Set out every line bearing the string "What".

Saved data entries
# # #

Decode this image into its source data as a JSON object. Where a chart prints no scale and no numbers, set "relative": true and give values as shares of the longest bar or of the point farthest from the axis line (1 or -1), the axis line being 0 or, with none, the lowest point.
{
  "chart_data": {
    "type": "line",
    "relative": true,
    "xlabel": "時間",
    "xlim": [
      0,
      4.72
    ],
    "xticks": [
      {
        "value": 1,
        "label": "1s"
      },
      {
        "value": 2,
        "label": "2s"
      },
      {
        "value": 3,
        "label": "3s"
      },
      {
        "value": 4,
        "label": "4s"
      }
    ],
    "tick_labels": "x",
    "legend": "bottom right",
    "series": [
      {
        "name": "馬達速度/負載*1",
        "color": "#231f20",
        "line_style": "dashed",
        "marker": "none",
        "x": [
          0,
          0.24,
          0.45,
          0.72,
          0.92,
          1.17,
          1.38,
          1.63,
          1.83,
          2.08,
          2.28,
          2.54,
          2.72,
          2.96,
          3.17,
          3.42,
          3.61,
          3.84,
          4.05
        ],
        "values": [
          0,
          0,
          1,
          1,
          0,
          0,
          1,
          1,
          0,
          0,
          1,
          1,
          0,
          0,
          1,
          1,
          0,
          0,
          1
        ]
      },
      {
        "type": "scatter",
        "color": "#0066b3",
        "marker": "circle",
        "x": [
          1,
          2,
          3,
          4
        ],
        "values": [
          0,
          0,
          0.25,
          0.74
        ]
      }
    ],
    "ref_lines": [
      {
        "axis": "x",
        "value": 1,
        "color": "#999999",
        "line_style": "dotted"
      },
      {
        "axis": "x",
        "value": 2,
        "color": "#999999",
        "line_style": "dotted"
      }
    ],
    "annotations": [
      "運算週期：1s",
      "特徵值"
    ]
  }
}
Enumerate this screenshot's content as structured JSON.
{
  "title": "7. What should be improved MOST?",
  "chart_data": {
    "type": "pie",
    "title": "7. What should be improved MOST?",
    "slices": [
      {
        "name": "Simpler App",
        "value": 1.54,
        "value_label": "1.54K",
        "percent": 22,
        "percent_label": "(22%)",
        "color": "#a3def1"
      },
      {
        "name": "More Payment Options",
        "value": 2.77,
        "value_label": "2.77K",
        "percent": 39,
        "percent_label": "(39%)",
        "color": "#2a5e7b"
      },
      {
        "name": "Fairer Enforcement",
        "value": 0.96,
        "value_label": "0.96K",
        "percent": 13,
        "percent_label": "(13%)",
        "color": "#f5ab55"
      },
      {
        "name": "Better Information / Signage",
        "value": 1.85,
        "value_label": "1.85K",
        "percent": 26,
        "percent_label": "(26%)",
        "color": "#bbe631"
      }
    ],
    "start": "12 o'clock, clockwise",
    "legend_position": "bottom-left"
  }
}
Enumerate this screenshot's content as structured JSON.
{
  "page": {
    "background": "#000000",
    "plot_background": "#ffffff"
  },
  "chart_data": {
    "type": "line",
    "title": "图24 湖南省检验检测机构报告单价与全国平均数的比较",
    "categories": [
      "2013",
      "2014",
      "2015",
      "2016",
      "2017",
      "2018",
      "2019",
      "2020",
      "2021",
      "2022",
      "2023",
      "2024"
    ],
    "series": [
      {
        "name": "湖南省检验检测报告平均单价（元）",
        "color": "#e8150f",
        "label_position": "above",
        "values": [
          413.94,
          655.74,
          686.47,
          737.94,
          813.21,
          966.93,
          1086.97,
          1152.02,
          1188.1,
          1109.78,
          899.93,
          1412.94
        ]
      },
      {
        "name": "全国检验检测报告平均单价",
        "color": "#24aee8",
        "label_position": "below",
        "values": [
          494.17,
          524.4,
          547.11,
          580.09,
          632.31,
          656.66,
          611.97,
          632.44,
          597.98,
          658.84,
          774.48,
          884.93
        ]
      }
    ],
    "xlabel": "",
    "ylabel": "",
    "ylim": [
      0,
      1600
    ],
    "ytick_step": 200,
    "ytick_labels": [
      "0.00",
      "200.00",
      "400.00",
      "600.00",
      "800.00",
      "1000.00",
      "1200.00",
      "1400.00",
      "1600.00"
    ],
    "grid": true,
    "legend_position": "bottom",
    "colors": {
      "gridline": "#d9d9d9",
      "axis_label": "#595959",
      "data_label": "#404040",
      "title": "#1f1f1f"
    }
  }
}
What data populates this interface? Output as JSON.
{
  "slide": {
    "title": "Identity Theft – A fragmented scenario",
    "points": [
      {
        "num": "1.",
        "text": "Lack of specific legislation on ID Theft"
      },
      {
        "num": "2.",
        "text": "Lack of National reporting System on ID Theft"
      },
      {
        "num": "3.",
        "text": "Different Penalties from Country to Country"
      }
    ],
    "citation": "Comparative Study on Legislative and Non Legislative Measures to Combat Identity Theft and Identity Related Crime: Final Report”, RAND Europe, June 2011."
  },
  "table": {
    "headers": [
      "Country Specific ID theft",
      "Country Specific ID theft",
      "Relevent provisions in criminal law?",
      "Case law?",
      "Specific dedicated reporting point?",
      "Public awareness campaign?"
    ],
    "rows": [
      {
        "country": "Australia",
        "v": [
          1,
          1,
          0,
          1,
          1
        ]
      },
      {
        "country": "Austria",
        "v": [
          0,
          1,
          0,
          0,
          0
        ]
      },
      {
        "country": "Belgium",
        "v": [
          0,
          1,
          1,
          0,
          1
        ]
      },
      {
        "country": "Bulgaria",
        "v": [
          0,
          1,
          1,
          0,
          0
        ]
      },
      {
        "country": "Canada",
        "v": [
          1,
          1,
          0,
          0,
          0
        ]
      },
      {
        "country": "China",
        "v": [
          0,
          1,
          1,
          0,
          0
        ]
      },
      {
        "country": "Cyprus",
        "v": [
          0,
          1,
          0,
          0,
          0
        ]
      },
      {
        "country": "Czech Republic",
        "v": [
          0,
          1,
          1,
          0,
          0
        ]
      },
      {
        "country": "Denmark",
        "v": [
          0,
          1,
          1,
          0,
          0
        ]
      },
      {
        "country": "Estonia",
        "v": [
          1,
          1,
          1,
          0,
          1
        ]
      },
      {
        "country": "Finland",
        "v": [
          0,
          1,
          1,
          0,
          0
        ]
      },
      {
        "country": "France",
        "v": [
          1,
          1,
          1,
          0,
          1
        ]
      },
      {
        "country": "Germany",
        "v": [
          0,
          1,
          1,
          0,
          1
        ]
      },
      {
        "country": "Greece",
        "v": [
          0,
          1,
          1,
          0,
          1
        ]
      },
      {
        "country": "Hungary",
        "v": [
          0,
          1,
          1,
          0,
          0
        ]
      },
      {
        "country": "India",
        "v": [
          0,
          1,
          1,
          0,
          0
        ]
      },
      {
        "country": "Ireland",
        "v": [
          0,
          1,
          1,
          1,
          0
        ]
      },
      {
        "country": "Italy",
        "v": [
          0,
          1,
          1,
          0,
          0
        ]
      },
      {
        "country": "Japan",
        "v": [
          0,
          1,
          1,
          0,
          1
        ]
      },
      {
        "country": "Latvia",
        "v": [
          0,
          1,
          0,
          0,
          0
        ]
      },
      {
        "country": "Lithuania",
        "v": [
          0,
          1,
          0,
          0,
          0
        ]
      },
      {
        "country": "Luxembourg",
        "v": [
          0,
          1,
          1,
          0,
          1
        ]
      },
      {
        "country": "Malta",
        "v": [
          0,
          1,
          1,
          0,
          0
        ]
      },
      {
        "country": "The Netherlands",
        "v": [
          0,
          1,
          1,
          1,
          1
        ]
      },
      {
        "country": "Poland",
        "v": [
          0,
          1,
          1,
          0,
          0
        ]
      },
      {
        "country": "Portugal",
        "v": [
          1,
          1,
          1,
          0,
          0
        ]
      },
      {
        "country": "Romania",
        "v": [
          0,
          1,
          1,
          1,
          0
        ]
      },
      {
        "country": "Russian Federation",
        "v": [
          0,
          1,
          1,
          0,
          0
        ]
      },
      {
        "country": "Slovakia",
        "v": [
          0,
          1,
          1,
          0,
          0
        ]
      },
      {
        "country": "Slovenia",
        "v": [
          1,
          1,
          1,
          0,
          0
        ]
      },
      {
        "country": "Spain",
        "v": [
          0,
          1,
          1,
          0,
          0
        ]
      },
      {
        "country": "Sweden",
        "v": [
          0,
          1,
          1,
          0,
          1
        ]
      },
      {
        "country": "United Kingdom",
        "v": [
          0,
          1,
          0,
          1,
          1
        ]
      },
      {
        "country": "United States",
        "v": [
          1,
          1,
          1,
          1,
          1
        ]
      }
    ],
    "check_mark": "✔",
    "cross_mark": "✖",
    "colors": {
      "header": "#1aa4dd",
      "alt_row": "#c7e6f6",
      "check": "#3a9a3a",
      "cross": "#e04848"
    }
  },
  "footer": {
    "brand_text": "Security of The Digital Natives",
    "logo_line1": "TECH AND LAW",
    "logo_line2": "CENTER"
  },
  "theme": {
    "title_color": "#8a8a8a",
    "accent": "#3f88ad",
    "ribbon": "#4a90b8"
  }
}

# # #

### Answer for this exercise
  "title": "7. What should be improved MOST?",
    "title": "7. What should be improved MOST?",
What data populates this interface? Output as JSON.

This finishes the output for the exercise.